STATED GOAL: Could you reproduce the data below verbatim, from its first line up to and including the line that contains "moving-average-line xyxy=(54,179,695,213)"?
■ ■ ■ ■ ■ ■ ■
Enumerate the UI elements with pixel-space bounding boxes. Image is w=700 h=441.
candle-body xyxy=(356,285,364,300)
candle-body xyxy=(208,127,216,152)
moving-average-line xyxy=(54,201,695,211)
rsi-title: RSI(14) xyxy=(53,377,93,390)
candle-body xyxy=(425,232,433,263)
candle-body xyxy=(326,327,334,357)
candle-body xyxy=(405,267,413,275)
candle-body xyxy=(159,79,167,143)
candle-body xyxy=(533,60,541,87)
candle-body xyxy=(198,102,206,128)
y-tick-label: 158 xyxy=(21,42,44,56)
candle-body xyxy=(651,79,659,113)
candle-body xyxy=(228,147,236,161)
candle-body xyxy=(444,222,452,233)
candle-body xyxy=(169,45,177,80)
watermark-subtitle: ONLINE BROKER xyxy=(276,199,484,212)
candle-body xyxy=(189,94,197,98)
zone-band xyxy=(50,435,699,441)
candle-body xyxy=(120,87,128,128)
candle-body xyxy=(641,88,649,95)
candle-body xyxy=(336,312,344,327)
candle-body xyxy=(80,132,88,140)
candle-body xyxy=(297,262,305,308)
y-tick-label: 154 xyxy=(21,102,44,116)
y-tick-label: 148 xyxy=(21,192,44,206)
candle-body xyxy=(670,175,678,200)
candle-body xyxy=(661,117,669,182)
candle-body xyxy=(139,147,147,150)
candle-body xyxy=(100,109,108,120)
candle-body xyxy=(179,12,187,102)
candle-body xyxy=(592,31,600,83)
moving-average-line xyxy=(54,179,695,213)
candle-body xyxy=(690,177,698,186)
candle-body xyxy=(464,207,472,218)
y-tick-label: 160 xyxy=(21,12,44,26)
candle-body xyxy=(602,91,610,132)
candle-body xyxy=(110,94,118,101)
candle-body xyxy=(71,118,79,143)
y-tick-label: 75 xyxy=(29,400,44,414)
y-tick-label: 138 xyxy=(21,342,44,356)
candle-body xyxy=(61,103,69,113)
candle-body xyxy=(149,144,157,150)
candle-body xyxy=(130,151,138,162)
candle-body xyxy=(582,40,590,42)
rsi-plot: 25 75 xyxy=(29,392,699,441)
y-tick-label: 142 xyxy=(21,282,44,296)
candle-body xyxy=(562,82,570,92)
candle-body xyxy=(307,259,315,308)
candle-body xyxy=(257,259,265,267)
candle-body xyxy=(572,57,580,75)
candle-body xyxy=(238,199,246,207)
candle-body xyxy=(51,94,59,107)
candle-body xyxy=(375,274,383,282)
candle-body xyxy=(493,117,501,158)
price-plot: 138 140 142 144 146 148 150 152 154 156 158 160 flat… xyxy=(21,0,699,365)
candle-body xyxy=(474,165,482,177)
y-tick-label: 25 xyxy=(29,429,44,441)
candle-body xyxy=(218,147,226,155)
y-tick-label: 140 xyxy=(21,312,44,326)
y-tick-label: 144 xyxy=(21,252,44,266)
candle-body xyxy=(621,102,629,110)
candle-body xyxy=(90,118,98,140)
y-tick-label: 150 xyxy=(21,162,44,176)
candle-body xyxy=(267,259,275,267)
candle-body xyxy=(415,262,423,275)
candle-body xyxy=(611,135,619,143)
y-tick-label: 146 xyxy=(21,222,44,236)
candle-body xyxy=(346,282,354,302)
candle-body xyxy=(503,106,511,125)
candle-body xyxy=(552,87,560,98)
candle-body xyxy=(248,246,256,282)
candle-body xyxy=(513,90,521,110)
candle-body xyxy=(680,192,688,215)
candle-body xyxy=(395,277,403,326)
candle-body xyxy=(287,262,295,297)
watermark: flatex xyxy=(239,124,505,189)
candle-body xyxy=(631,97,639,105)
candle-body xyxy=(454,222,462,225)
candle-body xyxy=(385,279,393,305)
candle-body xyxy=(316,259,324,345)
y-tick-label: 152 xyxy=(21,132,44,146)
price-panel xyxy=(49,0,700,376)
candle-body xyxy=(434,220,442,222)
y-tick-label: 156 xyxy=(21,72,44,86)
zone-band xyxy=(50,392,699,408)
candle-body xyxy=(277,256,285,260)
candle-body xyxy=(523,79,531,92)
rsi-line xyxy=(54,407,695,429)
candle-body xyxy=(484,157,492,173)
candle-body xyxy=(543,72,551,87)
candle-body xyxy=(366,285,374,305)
■ ■ ■ ■ ■ ■ ■
ANSWER:
Enumerate the UI elements with pixel-space bounding boxes. Image is w=700 h=441.
candle-body xyxy=(356,285,364,300)
candle-body xyxy=(208,127,216,152)
moving-average-line xyxy=(54,201,695,211)
rsi-title: RSI(14) xyxy=(53,377,93,390)
candle-body xyxy=(425,232,433,263)
candle-body xyxy=(326,327,334,357)
candle-body xyxy=(405,267,413,275)
candle-body xyxy=(159,79,167,143)
candle-body xyxy=(533,60,541,87)
candle-body xyxy=(198,102,206,128)
y-tick-label: 158 xyxy=(21,42,44,56)
candle-body xyxy=(651,79,659,113)
candle-body xyxy=(228,147,236,161)
candle-body xyxy=(444,222,452,233)
candle-body xyxy=(169,45,177,80)
watermark-subtitle: ONLINE BROKER xyxy=(276,199,484,212)
candle-body xyxy=(189,94,197,98)
zone-band xyxy=(50,435,699,441)
candle-body xyxy=(120,87,128,128)
candle-body xyxy=(641,88,649,95)
candle-body xyxy=(336,312,344,327)
candle-body xyxy=(80,132,88,140)
candle-body xyxy=(297,262,305,308)
y-tick-label: 154 xyxy=(21,102,44,116)
y-tick-label: 148 xyxy=(21,192,44,206)
candle-body xyxy=(670,175,678,200)
candle-body xyxy=(661,117,669,182)
candle-body xyxy=(139,147,147,150)
candle-body xyxy=(100,109,108,120)
candle-body xyxy=(179,12,187,102)
candle-body xyxy=(592,31,600,83)
moving-average-line xyxy=(54,179,695,213)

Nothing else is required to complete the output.